Il Modello di Difesa per gli anni 2000 (detto comunemente Nuovo Modello di Difesa) ha visto, negli ultimi anni, continue rivisitazioni da parte dei vari ministri della Difesa che si sono succeduti (Rognoni, Andò, Fabbri, Previti, Corcione...), riguardanti soprattutto le risorse finanziarie richieste, che finora sono calate con ritmo quasi annuale. Ciò dimostra perlomeno la sensibilità degli Stati Maggiori nei confronti del mondo politico e dell’opinione pubblica; è segno che il NMD non è intoccabile, ma modificabile dai suoi stessi estensori. Restano fissi invece i ‘rischi’ cui il nostro paese dovrebbe far fronte.
:::
**Istruzioni da seguire**: Prosegui il testo sul Nuovo Modello di Difesa riportato sopra, riprendendo subito dopo l'ultima frase.

Voci da una fonte di dati
:::
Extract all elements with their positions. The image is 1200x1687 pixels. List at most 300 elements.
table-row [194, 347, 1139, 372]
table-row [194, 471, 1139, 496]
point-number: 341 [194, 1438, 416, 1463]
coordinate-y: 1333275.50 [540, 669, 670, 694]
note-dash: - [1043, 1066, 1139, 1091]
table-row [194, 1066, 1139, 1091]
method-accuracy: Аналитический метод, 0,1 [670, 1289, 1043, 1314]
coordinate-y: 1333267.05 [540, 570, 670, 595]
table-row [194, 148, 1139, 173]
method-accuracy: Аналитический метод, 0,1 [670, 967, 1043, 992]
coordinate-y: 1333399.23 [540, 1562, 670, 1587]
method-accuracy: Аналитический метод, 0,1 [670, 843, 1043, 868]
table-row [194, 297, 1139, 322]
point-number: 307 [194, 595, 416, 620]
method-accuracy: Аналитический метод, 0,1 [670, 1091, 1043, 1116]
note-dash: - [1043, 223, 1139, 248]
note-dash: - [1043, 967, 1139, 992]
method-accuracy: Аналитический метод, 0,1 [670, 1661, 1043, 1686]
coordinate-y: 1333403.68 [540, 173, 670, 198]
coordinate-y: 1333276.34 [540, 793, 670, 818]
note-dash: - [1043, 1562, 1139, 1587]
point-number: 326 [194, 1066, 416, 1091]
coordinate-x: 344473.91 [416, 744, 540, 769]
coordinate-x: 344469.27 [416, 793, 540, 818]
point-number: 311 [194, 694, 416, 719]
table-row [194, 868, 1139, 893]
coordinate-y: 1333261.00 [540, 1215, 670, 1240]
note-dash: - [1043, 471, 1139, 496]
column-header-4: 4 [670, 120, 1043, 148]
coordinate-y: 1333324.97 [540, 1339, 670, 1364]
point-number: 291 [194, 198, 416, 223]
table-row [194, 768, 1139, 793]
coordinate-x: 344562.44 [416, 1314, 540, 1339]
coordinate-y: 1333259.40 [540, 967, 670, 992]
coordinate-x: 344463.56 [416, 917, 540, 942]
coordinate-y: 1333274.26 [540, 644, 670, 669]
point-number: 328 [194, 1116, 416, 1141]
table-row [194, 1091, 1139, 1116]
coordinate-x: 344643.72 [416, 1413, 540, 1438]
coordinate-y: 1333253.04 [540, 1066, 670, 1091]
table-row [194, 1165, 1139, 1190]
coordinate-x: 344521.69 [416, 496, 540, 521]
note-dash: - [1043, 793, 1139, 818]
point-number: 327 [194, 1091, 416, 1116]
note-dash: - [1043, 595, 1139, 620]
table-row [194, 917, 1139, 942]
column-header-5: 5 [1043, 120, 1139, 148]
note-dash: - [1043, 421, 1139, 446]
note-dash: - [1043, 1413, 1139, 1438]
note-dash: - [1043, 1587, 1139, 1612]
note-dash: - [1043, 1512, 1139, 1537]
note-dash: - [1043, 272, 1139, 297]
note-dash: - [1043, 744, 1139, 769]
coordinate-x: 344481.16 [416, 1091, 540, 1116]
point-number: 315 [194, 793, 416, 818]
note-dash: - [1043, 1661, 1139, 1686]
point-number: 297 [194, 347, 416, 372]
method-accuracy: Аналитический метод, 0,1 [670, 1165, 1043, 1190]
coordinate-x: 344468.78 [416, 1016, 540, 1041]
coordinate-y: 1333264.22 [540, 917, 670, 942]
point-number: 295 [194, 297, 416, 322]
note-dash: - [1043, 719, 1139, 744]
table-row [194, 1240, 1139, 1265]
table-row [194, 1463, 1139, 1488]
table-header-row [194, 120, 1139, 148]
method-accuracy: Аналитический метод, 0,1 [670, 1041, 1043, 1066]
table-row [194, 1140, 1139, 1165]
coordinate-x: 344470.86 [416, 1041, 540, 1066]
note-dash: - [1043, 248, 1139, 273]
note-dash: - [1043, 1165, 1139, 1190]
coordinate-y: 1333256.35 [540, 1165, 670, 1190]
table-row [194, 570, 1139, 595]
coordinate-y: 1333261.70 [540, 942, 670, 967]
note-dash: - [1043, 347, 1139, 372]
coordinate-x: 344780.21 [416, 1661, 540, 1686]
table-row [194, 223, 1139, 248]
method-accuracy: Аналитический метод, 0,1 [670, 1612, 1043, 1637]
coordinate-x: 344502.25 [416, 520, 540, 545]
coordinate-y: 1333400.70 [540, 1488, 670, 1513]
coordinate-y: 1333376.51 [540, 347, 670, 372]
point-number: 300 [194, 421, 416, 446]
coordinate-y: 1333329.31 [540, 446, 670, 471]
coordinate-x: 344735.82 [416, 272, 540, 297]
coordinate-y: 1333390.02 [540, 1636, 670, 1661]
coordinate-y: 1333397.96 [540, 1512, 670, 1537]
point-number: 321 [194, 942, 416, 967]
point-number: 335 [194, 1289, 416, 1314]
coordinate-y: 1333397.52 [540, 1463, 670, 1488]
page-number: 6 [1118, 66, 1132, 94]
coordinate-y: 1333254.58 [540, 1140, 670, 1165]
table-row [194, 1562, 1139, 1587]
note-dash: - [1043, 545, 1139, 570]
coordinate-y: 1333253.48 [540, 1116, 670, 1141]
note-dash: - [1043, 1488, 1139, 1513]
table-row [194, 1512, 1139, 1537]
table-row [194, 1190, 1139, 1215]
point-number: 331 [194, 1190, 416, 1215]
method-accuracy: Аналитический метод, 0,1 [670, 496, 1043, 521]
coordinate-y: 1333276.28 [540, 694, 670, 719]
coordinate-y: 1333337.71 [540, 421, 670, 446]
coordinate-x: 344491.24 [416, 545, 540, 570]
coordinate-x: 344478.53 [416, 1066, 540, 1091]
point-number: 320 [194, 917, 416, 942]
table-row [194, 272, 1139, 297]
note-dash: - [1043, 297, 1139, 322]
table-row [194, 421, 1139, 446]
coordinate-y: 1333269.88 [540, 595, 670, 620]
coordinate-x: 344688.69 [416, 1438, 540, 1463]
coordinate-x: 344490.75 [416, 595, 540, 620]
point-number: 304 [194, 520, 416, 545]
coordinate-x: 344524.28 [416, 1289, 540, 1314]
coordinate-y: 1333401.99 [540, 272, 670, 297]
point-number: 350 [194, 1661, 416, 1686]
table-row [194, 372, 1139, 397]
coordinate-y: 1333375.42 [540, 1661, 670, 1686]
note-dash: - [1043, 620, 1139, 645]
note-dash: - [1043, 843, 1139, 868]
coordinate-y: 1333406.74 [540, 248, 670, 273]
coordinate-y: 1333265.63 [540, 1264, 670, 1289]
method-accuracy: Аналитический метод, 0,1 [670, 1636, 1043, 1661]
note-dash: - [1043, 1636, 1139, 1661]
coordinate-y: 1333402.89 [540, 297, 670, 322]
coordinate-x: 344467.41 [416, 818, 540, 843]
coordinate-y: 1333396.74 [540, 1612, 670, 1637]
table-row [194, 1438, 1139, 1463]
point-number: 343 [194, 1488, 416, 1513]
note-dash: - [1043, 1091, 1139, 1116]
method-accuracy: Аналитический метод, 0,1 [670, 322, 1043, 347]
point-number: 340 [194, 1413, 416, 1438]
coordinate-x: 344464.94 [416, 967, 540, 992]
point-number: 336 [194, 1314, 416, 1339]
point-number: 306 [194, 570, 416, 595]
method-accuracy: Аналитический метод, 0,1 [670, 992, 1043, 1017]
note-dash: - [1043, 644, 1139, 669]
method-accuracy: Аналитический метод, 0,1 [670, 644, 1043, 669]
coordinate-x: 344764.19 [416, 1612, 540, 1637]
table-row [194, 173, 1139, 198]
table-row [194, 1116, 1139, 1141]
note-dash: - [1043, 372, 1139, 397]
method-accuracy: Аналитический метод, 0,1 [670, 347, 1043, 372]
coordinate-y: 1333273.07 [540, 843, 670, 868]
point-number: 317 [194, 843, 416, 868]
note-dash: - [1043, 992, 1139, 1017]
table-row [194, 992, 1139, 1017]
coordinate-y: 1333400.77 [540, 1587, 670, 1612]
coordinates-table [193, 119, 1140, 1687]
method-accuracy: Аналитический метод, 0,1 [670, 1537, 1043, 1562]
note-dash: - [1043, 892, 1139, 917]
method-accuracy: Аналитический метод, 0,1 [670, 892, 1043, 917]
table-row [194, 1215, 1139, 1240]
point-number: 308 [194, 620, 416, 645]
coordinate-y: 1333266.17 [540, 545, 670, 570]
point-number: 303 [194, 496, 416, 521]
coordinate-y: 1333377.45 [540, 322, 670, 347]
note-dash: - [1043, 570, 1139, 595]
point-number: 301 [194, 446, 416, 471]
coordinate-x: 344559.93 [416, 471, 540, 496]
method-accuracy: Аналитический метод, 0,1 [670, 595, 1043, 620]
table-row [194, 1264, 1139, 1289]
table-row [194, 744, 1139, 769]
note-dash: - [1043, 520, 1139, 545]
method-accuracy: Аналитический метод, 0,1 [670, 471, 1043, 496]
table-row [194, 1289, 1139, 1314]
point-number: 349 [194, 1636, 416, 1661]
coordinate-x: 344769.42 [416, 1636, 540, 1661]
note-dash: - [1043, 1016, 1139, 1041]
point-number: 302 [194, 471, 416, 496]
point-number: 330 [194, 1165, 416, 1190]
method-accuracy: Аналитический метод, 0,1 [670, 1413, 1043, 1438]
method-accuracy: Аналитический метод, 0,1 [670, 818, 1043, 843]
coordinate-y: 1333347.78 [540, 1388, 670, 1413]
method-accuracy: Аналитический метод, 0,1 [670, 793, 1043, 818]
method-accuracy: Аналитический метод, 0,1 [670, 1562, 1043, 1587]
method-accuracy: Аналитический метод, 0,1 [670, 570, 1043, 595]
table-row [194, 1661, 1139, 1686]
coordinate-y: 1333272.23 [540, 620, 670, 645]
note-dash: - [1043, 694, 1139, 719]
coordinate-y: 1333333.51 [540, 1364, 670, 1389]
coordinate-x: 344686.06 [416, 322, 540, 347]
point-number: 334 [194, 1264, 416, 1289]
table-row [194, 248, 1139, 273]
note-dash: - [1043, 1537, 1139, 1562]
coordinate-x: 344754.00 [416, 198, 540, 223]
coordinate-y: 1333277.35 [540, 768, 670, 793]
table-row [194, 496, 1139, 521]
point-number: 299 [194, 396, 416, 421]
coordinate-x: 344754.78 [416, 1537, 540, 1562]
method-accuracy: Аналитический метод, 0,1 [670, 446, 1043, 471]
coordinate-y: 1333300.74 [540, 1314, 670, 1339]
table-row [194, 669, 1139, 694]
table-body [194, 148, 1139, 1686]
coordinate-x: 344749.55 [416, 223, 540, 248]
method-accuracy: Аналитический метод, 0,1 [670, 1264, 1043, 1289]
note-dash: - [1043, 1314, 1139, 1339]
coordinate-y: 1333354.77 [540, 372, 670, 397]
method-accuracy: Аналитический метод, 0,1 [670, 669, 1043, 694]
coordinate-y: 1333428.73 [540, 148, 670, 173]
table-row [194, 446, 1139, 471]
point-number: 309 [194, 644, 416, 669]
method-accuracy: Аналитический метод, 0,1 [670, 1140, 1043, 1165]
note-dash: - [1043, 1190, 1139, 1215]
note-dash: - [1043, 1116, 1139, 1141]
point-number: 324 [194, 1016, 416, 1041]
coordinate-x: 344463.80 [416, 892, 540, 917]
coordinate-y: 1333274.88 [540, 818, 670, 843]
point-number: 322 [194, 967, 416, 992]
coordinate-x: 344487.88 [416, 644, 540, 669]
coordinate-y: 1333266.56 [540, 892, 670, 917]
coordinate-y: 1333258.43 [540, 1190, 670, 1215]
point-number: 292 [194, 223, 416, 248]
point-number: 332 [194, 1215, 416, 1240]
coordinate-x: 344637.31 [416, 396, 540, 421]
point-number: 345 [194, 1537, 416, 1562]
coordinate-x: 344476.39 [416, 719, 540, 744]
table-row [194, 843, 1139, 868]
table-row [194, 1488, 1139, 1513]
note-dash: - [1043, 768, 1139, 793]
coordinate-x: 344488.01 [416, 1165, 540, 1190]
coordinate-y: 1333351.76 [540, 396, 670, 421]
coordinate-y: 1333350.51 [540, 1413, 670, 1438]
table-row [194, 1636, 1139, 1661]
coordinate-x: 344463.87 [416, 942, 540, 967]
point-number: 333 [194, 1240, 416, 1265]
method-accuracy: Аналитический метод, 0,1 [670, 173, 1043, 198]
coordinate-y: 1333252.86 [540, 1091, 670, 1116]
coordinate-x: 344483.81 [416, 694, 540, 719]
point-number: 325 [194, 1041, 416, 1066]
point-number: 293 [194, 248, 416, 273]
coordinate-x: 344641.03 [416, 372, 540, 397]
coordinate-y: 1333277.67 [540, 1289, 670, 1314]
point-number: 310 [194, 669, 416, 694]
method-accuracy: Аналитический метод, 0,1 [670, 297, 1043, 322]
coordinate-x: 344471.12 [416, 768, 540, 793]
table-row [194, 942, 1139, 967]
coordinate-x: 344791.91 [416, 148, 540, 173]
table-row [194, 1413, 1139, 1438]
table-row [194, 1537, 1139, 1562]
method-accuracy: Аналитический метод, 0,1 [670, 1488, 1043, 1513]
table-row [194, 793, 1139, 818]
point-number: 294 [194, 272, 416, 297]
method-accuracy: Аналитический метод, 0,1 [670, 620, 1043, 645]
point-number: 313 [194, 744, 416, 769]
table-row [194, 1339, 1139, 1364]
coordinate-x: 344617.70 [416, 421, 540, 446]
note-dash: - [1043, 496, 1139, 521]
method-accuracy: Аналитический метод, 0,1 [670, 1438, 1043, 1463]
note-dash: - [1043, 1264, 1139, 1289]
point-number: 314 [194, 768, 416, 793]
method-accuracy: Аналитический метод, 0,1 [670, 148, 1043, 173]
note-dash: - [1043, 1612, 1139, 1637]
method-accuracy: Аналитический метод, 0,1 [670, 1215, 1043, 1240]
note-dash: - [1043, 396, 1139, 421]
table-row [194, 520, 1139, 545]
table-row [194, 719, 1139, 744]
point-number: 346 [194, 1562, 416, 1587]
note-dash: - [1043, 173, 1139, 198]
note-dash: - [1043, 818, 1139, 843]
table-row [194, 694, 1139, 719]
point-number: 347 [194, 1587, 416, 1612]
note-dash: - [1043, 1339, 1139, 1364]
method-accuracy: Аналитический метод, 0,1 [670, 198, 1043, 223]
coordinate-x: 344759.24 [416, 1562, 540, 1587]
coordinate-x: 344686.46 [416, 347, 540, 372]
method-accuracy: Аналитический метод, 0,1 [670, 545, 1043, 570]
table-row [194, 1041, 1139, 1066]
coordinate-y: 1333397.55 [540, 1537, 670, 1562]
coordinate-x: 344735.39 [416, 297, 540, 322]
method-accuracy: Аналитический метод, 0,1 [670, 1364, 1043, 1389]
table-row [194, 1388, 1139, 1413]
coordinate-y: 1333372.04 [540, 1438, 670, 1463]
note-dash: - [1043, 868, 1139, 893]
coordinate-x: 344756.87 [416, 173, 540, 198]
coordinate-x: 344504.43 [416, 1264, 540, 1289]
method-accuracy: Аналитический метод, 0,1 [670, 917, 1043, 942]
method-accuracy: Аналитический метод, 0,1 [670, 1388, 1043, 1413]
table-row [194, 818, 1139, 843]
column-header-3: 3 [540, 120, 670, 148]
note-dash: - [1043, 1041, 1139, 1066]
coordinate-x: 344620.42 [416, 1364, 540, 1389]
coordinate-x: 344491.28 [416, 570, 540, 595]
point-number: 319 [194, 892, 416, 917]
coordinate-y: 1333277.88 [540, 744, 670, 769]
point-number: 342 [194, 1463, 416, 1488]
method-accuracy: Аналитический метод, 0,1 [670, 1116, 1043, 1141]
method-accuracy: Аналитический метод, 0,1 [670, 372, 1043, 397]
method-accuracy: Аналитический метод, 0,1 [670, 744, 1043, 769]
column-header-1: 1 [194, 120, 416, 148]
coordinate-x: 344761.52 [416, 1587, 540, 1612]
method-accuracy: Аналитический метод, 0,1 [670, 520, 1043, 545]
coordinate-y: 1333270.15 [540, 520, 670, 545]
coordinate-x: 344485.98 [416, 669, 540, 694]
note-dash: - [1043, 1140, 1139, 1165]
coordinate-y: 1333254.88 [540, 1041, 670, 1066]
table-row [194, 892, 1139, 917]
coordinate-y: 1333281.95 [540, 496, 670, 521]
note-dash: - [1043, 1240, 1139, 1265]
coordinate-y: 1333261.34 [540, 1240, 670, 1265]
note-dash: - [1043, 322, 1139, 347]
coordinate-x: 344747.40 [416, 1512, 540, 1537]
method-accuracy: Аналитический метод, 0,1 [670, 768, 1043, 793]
:::
**Risultato**:
Infatti con la caduta del muro di Berlino la minaccia militare per l’Italia è sparita:
conseguentemente le Forze Armate parlano ora di “rischi”, un termine vago in cui fanno ricadere problematiche economico sociali quali immigrazione, integralismi, accesso a risorse energetiche, ecc.. L’invenzione del termine “rischio” ha allora dato man forte agli Stati Maggiori per chiedere uno strumento militare con particolari necessità di personale (componente volontaria in aggiunta alla leva, diminuzione del personale civile), mezzi e risorse finanziarie (si stimano almeno 5000 miliardi annui in aggiunta al bilancio ordinario, per i prossimi 10 anni).
La spiccata vocazione offensiva dei nuovi sistemi d’arma, la richiesta di operare autonomamente anche fuori dai confini per salvaguardare interessi nazionali, la forte componente volontaria, l’indeterminatezza sulle operazioni da affrontare, il giudizio negativo dato dagli Stati Maggiori ad operazioni sotto egida e comando ONU, fanno ben capire per cosa e in che situazioni dovrebbe essere impiegato il NMD...!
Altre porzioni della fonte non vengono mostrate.